:: GIVEN RECORDS ::

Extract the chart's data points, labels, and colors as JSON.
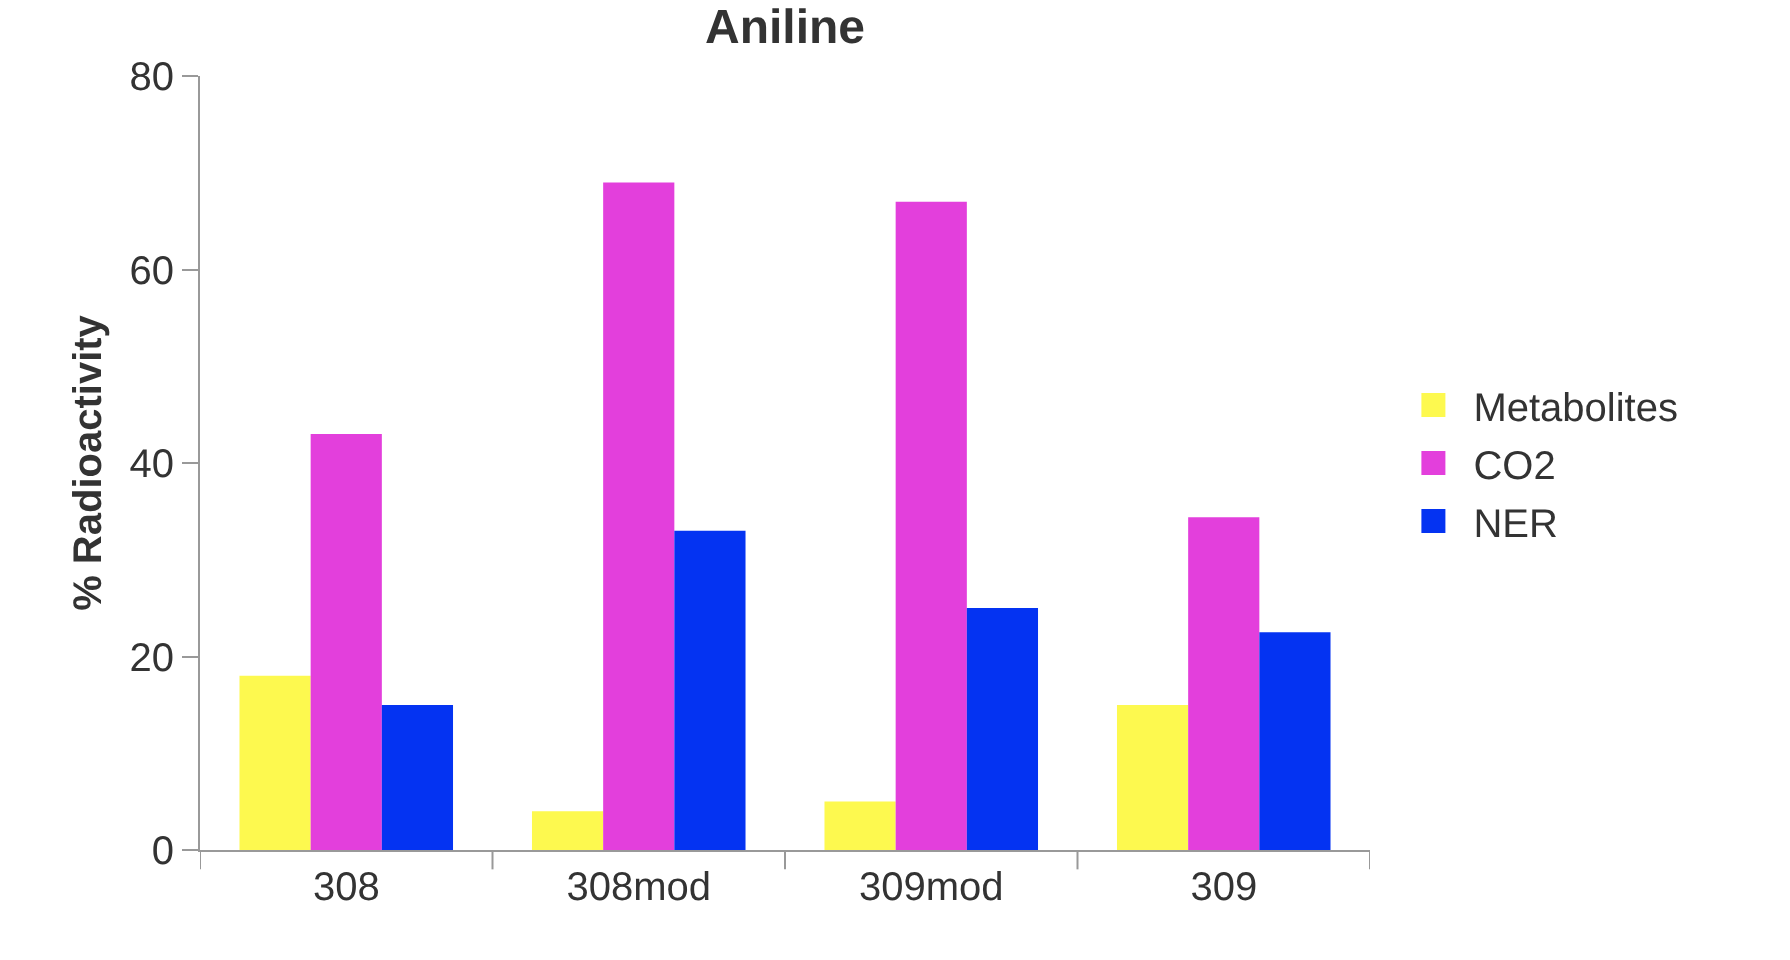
{
  "chart_data": {
    "type": "bar",
    "title": "Aniline",
    "ylabel": "% Radioactivity",
    "categories": [
      "308",
      "308mod",
      "309mod",
      "309"
    ],
    "series": [
      {
        "name": "Metabolites",
        "color": "#fdf94f",
        "values": [
          18,
          4,
          5,
          15
        ]
      },
      {
        "name": "CO2",
        "color": "#e33fdc",
        "values": [
          43,
          69,
          67,
          34.4
        ]
      },
      {
        "name": "NER",
        "color": "#0433f2",
        "values": [
          15,
          33,
          25,
          22.5
        ]
      }
    ],
    "ylim": [
      0,
      80
    ],
    "yticks": [
      0,
      20,
      40,
      60,
      80
    ],
    "grid": false,
    "legend": "right"
  }
}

:::

Take the data above and repeat it exactly, leaving each picture out.

_SOLUTION TO THIS PROBLEM_.
Extract the chart's data points, labels, and colors as JSON.
{
  "chart_data": {
    "type": "bar",
    "title": "Aniline",
    "ylabel": "% Radioactivity",
    "categories": [
      "308",
      "308mod",
      "309mod",
      "309"
    ],
    "series": [
      {
        "name": "Metabolites",
        "color": "#fdf94f",
        "values": [
          18,
          4,
          5,
          15
        ]
      },
      {
        "name": "CO2",
        "color": "#e33fdc",
        "values": [
          43,
          69,
          67,
          34.4
        ]
      },
      {
        "name": "NER",
        "color": "#0433f2",
        "values": [
          15,
          33,
          25,
          22.5
        ]
      }
    ],
    "ylim": [
      0,
      80
    ],
    "yticks": [
      0,
      20,
      40,
      60,
      80
    ],
    "grid": false,
    "legend": "right"
  }
}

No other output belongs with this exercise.